> **The exercise**
Exactly repeat the full listing that follows.

> **Exercise input**
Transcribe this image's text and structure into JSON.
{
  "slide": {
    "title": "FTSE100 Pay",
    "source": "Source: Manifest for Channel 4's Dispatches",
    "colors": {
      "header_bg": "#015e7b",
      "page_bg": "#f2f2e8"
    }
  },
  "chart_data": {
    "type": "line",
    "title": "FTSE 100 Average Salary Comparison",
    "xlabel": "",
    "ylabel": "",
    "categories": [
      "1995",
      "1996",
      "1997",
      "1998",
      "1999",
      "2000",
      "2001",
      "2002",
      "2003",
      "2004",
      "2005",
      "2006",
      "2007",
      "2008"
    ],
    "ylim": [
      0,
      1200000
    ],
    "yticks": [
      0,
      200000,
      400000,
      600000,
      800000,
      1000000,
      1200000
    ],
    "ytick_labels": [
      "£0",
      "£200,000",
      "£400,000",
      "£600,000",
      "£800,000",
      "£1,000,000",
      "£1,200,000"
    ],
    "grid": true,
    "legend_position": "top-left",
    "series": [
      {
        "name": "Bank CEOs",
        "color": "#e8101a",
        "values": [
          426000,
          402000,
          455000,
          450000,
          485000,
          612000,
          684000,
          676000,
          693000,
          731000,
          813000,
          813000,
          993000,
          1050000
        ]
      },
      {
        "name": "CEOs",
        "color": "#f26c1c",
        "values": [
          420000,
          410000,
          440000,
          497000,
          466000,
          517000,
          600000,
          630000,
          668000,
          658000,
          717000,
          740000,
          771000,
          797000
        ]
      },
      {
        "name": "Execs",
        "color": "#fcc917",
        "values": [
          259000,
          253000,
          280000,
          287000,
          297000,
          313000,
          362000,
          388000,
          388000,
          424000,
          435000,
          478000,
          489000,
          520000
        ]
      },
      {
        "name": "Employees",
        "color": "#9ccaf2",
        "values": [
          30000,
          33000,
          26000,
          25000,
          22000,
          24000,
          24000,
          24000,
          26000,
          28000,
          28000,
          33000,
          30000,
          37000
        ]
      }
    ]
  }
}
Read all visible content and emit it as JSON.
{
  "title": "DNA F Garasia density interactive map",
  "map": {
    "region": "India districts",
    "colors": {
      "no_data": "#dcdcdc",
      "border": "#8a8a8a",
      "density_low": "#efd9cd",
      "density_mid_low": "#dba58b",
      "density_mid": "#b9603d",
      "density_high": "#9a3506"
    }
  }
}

> **Problem solution**
Transcribe this image's text and structure into JSON.
{
  "slide": {
    "title": "FTSE100 Pay",
    "source": "Source: Manifest for Channel 4's Dispatches",
    "colors": {
      "header_bg": "#015e7b",
      "page_bg": "#f2f2e8"
    }
  },
  "chart_data": {
    "type": "line",
    "title": "FTSE 100 Average Salary Comparison",
    "xlabel": "",
    "ylabel": "",
    "categories": [
      "1995",
      "1996",
      "1997",
      "1998",
      "1999",
      "2000",
      "2001",
      "2002",
      "2003",
      "2004",
      "2005",
      "2006",
      "2007",
      "2008"
    ],
    "ylim": [
      0,
      1200000
    ],
    "yticks": [
      0,
      200000,
      400000,
      600000,
      800000,
      1000000,
      1200000
    ],
    "ytick_labels": [
      "£0",
      "£200,000",
      "£400,000",
      "£600,000",
      "£800,000",
      "£1,000,000",
      "£1,200,000"
    ],
    "grid": true,
    "legend_position": "top-left",
    "series": [
      {
        "name": "Bank CEOs",
        "color": "#e8101a",
        "values": [
          426000,
          402000,
          455000,
          450000,
          485000,
          612000,
          684000,
          676000,
          693000,
          731000,
          813000,
          813000,
          993000,
          1050000
        ]
      },
      {
        "name": "CEOs",
        "color": "#f26c1c",
        "values": [
          420000,
          410000,
          440000,
          497000,
          466000,
          517000,
          600000,
          630000,
          668000,
          658000,
          717000,
          740000,
          771000,
          797000
        ]
      },
      {
        "name": "Execs",
        "color": "#fcc917",
        "values": [
          259000,
          253000,
          280000,
          287000,
          297000,
          313000,
          362000,
          388000,
          388000,
          424000,
          435000,
          478000,
          489000,
          520000
        ]
      },
      {
        "name": "Employees",
        "color": "#9ccaf2",
        "values": [
          30000,
          33000,
          26000,
          25000,
          22000,
          24000,
          24000,
          24000,
          26000,
          28000,
          28000,
          33000,
          30000,
          37000
        ]
      }
    ]
  }
}
Read all visible content and emit it as JSON.
{
  "title": "DNA F Garasia density interactive map",
  "map": {
    "region": "India districts",
    "colors": {
      "no_data": "#dcdcdc",
      "border": "#8a8a8a",
      "density_low": "#efd9cd",
      "density_mid_low": "#dba58b",
      "density_mid": "#b9603d",
      "density_high": "#9a3506"
    }
  }
}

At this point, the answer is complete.